Collected data entries:
+++

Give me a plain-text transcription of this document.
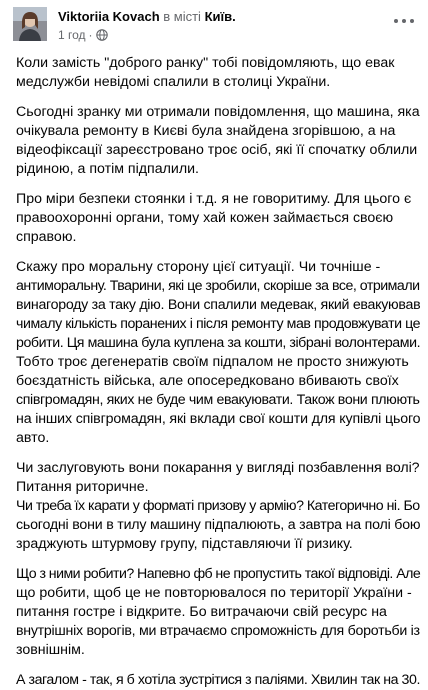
Viktoriia Kovach в місті Київ.
1 год ·
Коли замість "доброго ранку" тобі повідомляють, що евак
медслужби невідомі спалили в столиці України.
Сьогодні зранку ми отримали повідомлення, що машина, яка
очікувала ремонту в Києві була знайдена згорівшою, а на
відеофіксації зареєстровано троє осіб, які її спочатку облили
рідиною, а потім підпалили.
Про міри безпеки стоянки і т.д. я не говоритиму. Для цього є
правоохоронні органи, тому хай кожен займається своєю
справою.
Скажу про моральну сторону цієї ситуації. Чи точніше -
антиморальну. Тварини, які це зробили, скоріше за все, отримали
винагороду за таку дію. Вони спалили медевак, який евакуював
чималу кількість поранених і після ремонту мав продовжувати це
робити. Ця машина була куплена за кошти, зібрані волонтерами.
Тобто троє дегенератів своїм підпалом не просто знижують
боєздатність війська, але опосередковано вбивають своїх
співгромадян, яких не буде чим евакуювати. Також вони плюють
на інших співгромадян, які вклади свої кошти для купівлі цього
авто.
Чи заслуговують вони покарання у вигляді позбавлення волі?
Питання риторичне.
Чи треба їх карати у форматі призову у армію? Категорично ні. Бо
сьогодні вони в тилу машину підпалюють, а завтра на полі бою
зраджують штурмову групу, підставляючи її ризику.
Що з ними робити? Напевно фб не пропустить такої відповіді. Але
що робити, щоб це не повторювалося по території України -
питання гостре і відкрите. Бо витрачаючи свій ресурс на
внутрішніх ворогів, ми втрачаємо спроможність для боротьби із
зовнішнім.
А загалом - так, я б хотіла зустрітися з паліями. Хвилин так на 30.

+++

Exclude the images, then output the data above word for word.

Give me a plain-text transcription of this document.
Viktoriia Kovach в місті Київ.
1 год ·
Коли замість "доброго ранку" тобі повідомляють, що евак
медслужби невідомі спалили в столиці України.
Сьогодні зранку ми отримали повідомлення, що машина, яка
очікувала ремонту в Києві була знайдена згорівшою, а на
відеофіксації зареєстровано троє осіб, які її спочатку облили
рідиною, а потім підпалили.
Про міри безпеки стоянки і т.д. я не говоритиму. Для цього є
правоохоронні органи, тому хай кожен займається своєю
справою.
Скажу про моральну сторону цієї ситуації. Чи точніше -
антиморальну. Тварини, які це зробили, скоріше за все, отримали
винагороду за таку дію. Вони спалили медевак, який евакуював
чималу кількість поранених і після ремонту мав продовжувати це
робити. Ця машина була куплена за кошти, зібрані волонтерами.
Тобто троє дегенератів своїм підпалом не просто знижують
боєздатність війська, але опосередковано вбивають своїх
співгромадян, яких не буде чим евакуювати. Також вони плюють
на інших співгромадян, які вклади свої кошти для купівлі цього
авто.
Чи заслуговують вони покарання у вигляді позбавлення волі?
Питання риторичне.
Чи треба їх карати у форматі призову у армію? Категорично ні. Бо
сьогодні вони в тилу машину підпалюють, а завтра на полі бою
зраджують штурмову групу, підставляючи її ризику.
Що з ними робити? Напевно фб не пропустить такої відповіді. Але
що робити, щоб це не повторювалося по території України -
питання гостре і відкрите. Бо витрачаючи свій ресурс на
внутрішніх ворогів, ми втрачаємо спроможність для боротьби із
зовнішнім.
А загалом - так, я б хотіла зустрітися з паліями. Хвилин так на 30.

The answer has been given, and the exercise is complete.